> [Records supplied]:
-------

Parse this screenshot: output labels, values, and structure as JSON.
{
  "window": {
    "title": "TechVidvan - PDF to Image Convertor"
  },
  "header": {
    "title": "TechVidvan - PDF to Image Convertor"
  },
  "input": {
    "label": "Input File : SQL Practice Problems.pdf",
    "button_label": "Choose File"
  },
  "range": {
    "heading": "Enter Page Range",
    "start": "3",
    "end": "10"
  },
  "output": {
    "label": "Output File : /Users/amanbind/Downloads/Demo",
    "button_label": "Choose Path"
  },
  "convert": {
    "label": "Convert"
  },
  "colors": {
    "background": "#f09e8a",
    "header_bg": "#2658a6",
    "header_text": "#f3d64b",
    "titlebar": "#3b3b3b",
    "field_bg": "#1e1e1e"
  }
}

-------

> [Task instructions]: Your answer should be a single number: the count of lines in the listing that contain the word "Choose".

> [Right answer]: 2